* **Requirements**
Your task is to reproduce the material exactly.

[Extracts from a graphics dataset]
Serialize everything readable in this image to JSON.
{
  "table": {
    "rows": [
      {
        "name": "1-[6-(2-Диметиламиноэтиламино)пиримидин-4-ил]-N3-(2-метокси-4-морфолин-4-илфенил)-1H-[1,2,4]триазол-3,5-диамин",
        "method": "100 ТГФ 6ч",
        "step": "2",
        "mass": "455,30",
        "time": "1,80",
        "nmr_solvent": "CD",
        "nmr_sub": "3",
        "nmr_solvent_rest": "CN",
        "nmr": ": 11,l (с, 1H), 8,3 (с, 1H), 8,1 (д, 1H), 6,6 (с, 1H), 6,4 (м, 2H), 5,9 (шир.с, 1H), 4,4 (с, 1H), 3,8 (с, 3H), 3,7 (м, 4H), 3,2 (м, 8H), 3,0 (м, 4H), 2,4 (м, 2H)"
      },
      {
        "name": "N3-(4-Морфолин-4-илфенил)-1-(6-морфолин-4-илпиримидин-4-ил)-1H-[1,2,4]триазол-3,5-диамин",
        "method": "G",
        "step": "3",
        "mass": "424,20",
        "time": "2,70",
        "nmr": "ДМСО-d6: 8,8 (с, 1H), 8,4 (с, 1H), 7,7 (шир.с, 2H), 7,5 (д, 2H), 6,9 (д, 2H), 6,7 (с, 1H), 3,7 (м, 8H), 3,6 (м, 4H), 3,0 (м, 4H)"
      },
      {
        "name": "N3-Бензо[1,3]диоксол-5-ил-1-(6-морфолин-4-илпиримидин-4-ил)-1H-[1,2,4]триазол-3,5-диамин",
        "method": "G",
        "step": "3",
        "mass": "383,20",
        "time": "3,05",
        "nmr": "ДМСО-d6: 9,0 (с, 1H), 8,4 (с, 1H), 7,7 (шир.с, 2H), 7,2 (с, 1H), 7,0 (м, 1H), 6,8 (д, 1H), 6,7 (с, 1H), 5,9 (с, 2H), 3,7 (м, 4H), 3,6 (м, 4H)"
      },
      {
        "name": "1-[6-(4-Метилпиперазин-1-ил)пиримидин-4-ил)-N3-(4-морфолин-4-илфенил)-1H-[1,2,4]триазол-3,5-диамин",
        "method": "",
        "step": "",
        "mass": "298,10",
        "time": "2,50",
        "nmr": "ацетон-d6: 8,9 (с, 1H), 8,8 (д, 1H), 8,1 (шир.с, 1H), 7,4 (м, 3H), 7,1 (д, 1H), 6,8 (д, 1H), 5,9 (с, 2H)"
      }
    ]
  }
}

* **Completed exercise**
Serialize everything readable in this image to JSON.
{
  "table": {
    "rows": [
      {
        "name": "1-[6-(2-Диметиламиноэтиламино)пиримидин-4-ил]-N3-(2-метокси-4-морфолин-4-илфенил)-1H-[1,2,4]триазол-3,5-диамин",
        "method": "100 ТГФ 6ч",
        "step": "2",
        "mass": "455,30",
        "time": "1,80",
        "nmr_solvent": "CD",
        "nmr_sub": "3",
        "nmr_solvent_rest": "CN",
        "nmr": ": 11,l (с, 1H), 8,3 (с, 1H), 8,1 (д, 1H), 6,6 (с, 1H), 6,4 (м, 2H), 5,9 (шир.с, 1H), 4,4 (с, 1H), 3,8 (с, 3H), 3,7 (м, 4H), 3,2 (м, 8H), 3,0 (м, 4H), 2,4 (м, 2H)"
      },
      {
        "name": "N3-(4-Морфолин-4-илфенил)-1-(6-морфолин-4-илпиримидин-4-ил)-1H-[1,2,4]триазол-3,5-диамин",
        "method": "G",
        "step": "3",
        "mass": "424,20",
        "time": "2,70",
        "nmr": "ДМСО-d6: 8,8 (с, 1H), 8,4 (с, 1H), 7,7 (шир.с, 2H), 7,5 (д, 2H), 6,9 (д, 2H), 6,7 (с, 1H), 3,7 (м, 8H), 3,6 (м, 4H), 3,0 (м, 4H)"
      },
      {
        "name": "N3-Бензо[1,3]диоксол-5-ил-1-(6-морфолин-4-илпиримидин-4-ил)-1H-[1,2,4]триазол-3,5-диамин",
        "method": "G",
        "step": "3",
        "mass": "383,20",
        "time": "3,05",
        "nmr": "ДМСО-d6: 9,0 (с, 1H), 8,4 (с, 1H), 7,7 (шир.с, 2H), 7,2 (с, 1H), 7,0 (м, 1H), 6,8 (д, 1H), 6,7 (с, 1H), 5,9 (с, 2H), 3,7 (м, 4H), 3,6 (м, 4H)"
      },
      {
        "name": "1-[6-(4-Метилпиперазин-1-ил)пиримидин-4-ил)-N3-(4-морфолин-4-илфенил)-1H-[1,2,4]триазол-3,5-диамин",
        "method": "",
        "step": "",
        "mass": "298,10",
        "time": "2,50",
        "nmr": "ацетон-d6: 8,9 (с, 1H), 8,8 (д, 1H), 8,1 (шир.с, 1H), 7,4 (м, 3H), 7,1 (д, 1H), 6,8 (д, 1H), 5,9 (с, 2H)"
      }
    ]
  }
}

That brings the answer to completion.